:: DATA SECTION ::
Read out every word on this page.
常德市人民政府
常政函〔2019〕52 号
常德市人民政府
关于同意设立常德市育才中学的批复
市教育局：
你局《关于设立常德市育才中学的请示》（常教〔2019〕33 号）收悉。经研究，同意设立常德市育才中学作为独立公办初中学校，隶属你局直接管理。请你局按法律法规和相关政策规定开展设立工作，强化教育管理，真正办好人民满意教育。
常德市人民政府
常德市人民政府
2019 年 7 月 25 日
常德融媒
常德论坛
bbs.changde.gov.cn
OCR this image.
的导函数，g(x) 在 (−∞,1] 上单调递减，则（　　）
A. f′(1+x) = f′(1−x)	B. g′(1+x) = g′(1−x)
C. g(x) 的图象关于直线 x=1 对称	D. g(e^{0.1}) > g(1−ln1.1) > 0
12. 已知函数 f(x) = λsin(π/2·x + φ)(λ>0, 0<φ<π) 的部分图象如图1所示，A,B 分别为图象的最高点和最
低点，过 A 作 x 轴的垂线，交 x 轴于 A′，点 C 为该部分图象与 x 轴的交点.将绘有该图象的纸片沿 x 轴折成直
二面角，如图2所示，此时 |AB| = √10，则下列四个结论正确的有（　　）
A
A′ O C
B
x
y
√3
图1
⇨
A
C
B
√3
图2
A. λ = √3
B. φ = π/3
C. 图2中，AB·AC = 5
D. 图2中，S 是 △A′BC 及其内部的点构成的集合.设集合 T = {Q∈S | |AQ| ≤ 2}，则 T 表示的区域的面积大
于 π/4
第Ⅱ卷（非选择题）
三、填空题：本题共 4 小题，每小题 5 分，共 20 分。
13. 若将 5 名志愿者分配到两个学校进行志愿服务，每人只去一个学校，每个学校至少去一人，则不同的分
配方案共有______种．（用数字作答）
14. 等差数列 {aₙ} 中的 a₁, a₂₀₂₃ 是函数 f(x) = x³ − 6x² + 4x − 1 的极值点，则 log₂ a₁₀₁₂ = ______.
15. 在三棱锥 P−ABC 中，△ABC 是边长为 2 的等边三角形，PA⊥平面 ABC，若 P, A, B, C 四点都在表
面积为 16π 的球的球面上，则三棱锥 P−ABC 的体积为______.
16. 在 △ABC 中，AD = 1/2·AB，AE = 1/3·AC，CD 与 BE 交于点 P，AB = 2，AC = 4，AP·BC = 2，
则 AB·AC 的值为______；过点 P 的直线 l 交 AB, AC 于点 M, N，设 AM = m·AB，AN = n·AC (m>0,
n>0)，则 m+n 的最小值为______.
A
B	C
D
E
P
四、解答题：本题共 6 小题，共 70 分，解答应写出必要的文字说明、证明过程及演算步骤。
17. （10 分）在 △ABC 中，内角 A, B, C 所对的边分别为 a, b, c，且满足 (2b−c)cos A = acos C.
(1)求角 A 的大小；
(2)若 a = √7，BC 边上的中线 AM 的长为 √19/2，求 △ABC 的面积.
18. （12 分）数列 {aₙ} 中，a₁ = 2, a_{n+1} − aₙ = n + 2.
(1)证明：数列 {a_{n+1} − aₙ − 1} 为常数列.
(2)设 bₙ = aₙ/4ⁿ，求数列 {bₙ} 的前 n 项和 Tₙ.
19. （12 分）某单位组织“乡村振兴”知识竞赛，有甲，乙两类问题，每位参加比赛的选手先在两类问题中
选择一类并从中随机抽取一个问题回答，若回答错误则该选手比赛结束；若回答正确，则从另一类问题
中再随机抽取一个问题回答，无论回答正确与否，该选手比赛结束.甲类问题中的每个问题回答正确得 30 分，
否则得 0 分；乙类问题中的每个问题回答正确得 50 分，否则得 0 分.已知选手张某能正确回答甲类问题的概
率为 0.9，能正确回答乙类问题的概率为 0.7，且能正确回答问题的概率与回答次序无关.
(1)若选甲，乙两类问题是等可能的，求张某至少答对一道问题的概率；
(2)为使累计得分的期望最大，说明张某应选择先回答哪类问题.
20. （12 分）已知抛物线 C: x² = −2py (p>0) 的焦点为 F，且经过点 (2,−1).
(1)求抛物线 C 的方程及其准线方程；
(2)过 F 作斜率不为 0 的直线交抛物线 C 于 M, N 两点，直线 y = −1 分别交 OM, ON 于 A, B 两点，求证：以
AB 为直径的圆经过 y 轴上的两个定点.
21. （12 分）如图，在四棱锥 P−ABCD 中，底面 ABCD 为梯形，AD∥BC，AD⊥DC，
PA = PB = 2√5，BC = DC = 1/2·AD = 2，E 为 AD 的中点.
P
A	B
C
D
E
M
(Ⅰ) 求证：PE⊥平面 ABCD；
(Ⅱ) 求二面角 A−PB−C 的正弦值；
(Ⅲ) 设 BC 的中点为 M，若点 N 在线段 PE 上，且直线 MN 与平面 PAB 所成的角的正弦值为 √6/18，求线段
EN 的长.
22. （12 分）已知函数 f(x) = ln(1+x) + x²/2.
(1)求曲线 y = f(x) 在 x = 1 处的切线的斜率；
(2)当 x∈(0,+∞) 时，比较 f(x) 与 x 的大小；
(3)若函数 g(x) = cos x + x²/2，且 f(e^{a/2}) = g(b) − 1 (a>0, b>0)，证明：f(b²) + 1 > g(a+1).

:: DIRECTIVE ::
Looking at the entries above, say how many lines contain the word "this". Only the number is wanted.

:: RESPONSE ::
2